[Dataset listings of figures]
________________________

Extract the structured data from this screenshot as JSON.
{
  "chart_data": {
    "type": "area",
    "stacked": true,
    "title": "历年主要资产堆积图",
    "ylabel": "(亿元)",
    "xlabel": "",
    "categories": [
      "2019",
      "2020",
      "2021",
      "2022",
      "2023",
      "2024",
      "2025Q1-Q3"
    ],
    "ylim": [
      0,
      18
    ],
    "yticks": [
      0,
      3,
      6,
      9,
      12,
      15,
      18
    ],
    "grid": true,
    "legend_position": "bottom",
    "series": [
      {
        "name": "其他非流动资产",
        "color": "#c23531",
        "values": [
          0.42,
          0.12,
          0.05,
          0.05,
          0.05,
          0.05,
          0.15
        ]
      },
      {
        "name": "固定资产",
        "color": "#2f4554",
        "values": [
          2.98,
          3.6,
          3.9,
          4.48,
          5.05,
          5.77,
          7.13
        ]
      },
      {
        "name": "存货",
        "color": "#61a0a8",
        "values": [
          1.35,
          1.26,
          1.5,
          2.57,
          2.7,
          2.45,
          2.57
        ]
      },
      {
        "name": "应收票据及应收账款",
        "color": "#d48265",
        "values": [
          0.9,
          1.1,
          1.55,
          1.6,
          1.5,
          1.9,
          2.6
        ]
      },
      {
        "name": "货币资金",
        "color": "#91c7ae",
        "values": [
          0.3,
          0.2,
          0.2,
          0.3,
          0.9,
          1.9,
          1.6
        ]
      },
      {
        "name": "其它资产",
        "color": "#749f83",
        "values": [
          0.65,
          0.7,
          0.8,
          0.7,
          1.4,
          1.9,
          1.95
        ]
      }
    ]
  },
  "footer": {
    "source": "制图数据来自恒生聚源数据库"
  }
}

________________________

STATED GOAL: Output all preceding records character for character.

RESPONSE BELOW:
Extract the structured data from this screenshot as JSON.
{
  "chart_data": {
    "type": "area",
    "stacked": true,
    "title": "历年主要资产堆积图",
    "ylabel": "(亿元)",
    "xlabel": "",
    "categories": [
      "2019",
      "2020",
      "2021",
      "2022",
      "2023",
      "2024",
      "2025Q1-Q3"
    ],
    "ylim": [
      0,
      18
    ],
    "yticks": [
      0,
      3,
      6,
      9,
      12,
      15,
      18
    ],
    "grid": true,
    "legend_position": "bottom",
    "series": [
      {
        "name": "其他非流动资产",
        "color": "#c23531",
        "values": [
          0.42,
          0.12,
          0.05,
          0.05,
          0.05,
          0.05,
          0.15
        ]
      },
      {
        "name": "固定资产",
        "color": "#2f4554",
        "values": [
          2.98,
          3.6,
          3.9,
          4.48,
          5.05,
          5.77,
          7.13
        ]
      },
      {
        "name": "存货",
        "color": "#61a0a8",
        "values": [
          1.35,
          1.26,
          1.5,
          2.57,
          2.7,
          2.45,
          2.57
        ]
      },
      {
        "name": "应收票据及应收账款",
        "color": "#d48265",
        "values": [
          0.9,
          1.1,
          1.55,
          1.6,
          1.5,
          1.9,
          2.6
        ]
      },
      {
        "name": "货币资金",
        "color": "#91c7ae",
        "values": [
          0.3,
          0.2,
          0.2,
          0.3,
          0.9,
          1.9,
          1.6
        ]
      },
      {
        "name": "其它资产",
        "color": "#749f83",
        "values": [
          0.65,
          0.7,
          0.8,
          0.7,
          1.4,
          1.9,
          1.95
        ]
      }
    ]
  },
  "footer": {
    "source": "制图数据来自恒生聚源数据库"
  }
}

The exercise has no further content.